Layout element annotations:
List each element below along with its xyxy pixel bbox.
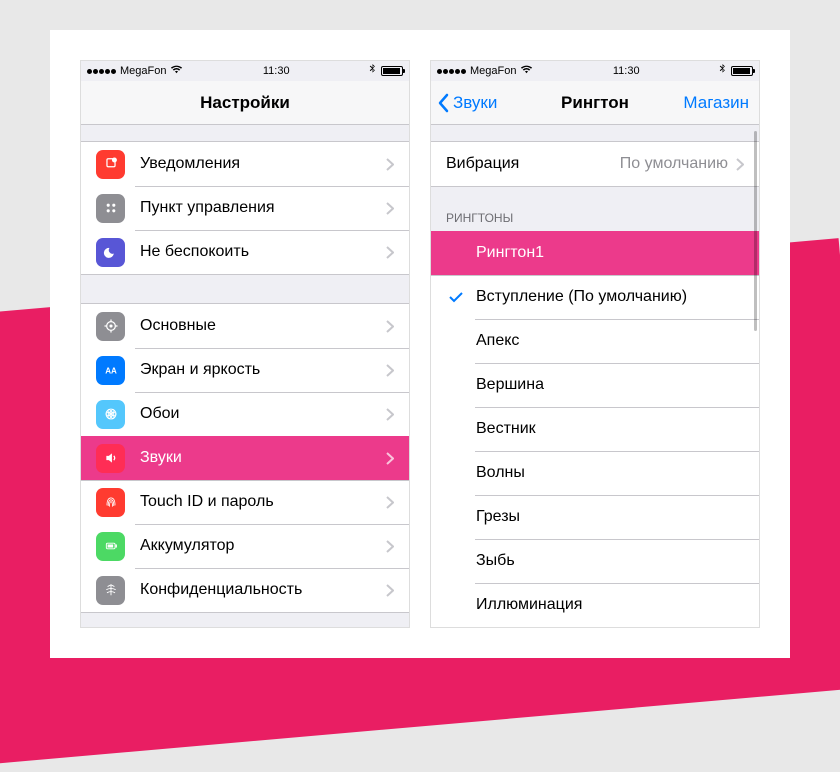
store-button[interactable]: Магазин (683, 81, 749, 124)
clock-label: 11:30 (613, 65, 640, 77)
settings-row-battery[interactable]: Аккумулятор (81, 524, 409, 568)
ringtone-label: Волны (476, 464, 525, 482)
back-button[interactable]: Звуки (437, 81, 497, 124)
ringtone-row[interactable]: Грезы (431, 495, 759, 539)
vibration-label: Вибрация (446, 155, 620, 173)
ringtone-label: Зыбь (476, 552, 515, 570)
row-label: Touch ID и пароль (140, 493, 386, 511)
clock-label: 11:30 (263, 65, 290, 77)
wifi-icon (170, 65, 183, 77)
row-label: Конфиденциальность (140, 581, 386, 599)
touchid-icon (96, 488, 125, 517)
row-label: Звуки (140, 449, 386, 467)
notifications-icon (96, 150, 125, 179)
carrier-label: MegaFon (120, 65, 166, 77)
vibration-row[interactable]: Вибрация По умолчанию (431, 142, 759, 186)
row-label: Уведомления (140, 155, 386, 173)
bluetooth-icon (369, 64, 376, 78)
back-label: Звуки (453, 93, 497, 113)
settings-row-dnd[interactable]: Не беспокоить (81, 230, 409, 274)
ringtone-row[interactable]: Иллюминация (431, 583, 759, 627)
chevron-right-icon (386, 540, 394, 553)
vibration-value: По умолчанию (620, 155, 728, 173)
carrier-label: MegaFon (470, 65, 516, 77)
chevron-right-icon (386, 496, 394, 509)
page-title: Настройки (200, 93, 290, 113)
checkmark-icon (446, 292, 466, 303)
wallpaper-icon (96, 400, 125, 429)
chevron-right-icon (386, 246, 394, 259)
chevron-right-icon (736, 158, 744, 171)
row-label: Экран и яркость (140, 361, 386, 379)
svg-text:AA: AA (105, 366, 117, 375)
status-bar: MegaFon 11:30 (431, 61, 759, 81)
nav-bar: Настройки (81, 81, 409, 125)
chevron-right-icon (386, 408, 394, 421)
dnd-icon (96, 238, 125, 267)
settings-content: Уведомления Пункт управления Не беспокоить… (81, 125, 409, 627)
general-icon (96, 312, 125, 341)
chevron-right-icon (386, 452, 394, 465)
wifi-icon (520, 65, 533, 77)
settings-row-wallpaper[interactable]: Обои (81, 392, 409, 436)
ringtone-label: Вершина (476, 376, 544, 394)
phone-settings: MegaFon 11:30 Настройки Уведомления Пункт… (80, 60, 410, 628)
phone-ringtone: MegaFon 11:30 Звуки Рингтон Магазин (430, 60, 760, 628)
settings-row-touchid[interactable]: Touch ID и пароль (81, 480, 409, 524)
settings-row-notifications[interactable]: Уведомления (81, 142, 409, 186)
ringtone-label: Рингтон1 (476, 244, 544, 262)
scrollbar[interactable] (754, 131, 757, 331)
chevron-right-icon (386, 202, 394, 215)
settings-row-sounds[interactable]: Звуки (81, 436, 409, 480)
chevron-right-icon (386, 584, 394, 597)
display-icon: AA (96, 356, 125, 385)
signal-dots-icon (437, 69, 466, 74)
settings-row-privacy[interactable]: Конфиденциальность (81, 568, 409, 612)
settings-group: Основные AA Экран и яркость Обои Звуки Touch … (81, 303, 409, 613)
chevron-right-icon (386, 158, 394, 171)
row-label: Аккумулятор (140, 537, 386, 555)
ringtone-label: Вестник (476, 420, 536, 438)
ringtone-row[interactable]: Волны (431, 451, 759, 495)
control-center-icon (96, 194, 125, 223)
status-bar: MegaFon 11:30 (81, 61, 409, 81)
page-title: Рингтон (561, 93, 629, 113)
row-label: Не беспокоить (140, 243, 386, 261)
settings-group: Уведомления Пункт управления Не беспокоить (81, 141, 409, 275)
battery-icon (731, 66, 753, 76)
chevron-right-icon (386, 364, 394, 377)
settings-row-display[interactable]: AA Экран и яркость (81, 348, 409, 392)
battery-icon (96, 532, 125, 561)
sounds-icon (96, 444, 125, 473)
ringtone-label: Грезы (476, 508, 520, 526)
bluetooth-icon (719, 64, 726, 78)
chevron-right-icon (386, 320, 394, 333)
ringtone-label: Вступление (По умолчанию) (476, 288, 687, 306)
ringtone-row[interactable]: Вестник (431, 407, 759, 451)
privacy-icon (96, 576, 125, 605)
ringtone-label: Апекс (476, 332, 519, 350)
row-label: Пункт управления (140, 199, 386, 217)
store-label: Магазин (683, 93, 749, 113)
signal-dots-icon (87, 69, 116, 74)
ringtone-content: Вибрация По умолчанию РИНГТОНЫ Рингтон1 В… (431, 125, 759, 627)
screenshot-card: MegaFon 11:30 Настройки Уведомления Пункт… (50, 30, 790, 658)
battery-icon (381, 66, 403, 76)
nav-bar: Звуки Рингтон Магазин (431, 81, 759, 125)
vibration-group: Вибрация По умолчанию (431, 141, 759, 187)
settings-row-control-center[interactable]: Пункт управления (81, 186, 409, 230)
row-label: Обои (140, 405, 386, 423)
ringtone-row[interactable]: Вступление (По умолчанию) (431, 275, 759, 319)
row-label: Основные (140, 317, 386, 335)
ringtone-label: Иллюминация (476, 596, 582, 614)
settings-row-general[interactable]: Основные (81, 304, 409, 348)
ringtone-row[interactable]: Вершина (431, 363, 759, 407)
ringtones-header: РИНГТОНЫ (431, 205, 759, 231)
ringtone-row[interactable]: Апекс (431, 319, 759, 363)
ringtones-group: Рингтон1 Вступление (По умолчанию) Апекс Ве… (431, 231, 759, 627)
ringtone-row[interactable]: Рингтон1 (431, 231, 759, 275)
ringtone-row[interactable]: Зыбь (431, 539, 759, 583)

What you should do: Find each line of the material above that contains the string "back", and copy those lines out in full. Letter case must match.

Response below:
back-button[interactable]: Звуки (437, 81, 497, 124)
back-label: Звуки (453, 93, 497, 113)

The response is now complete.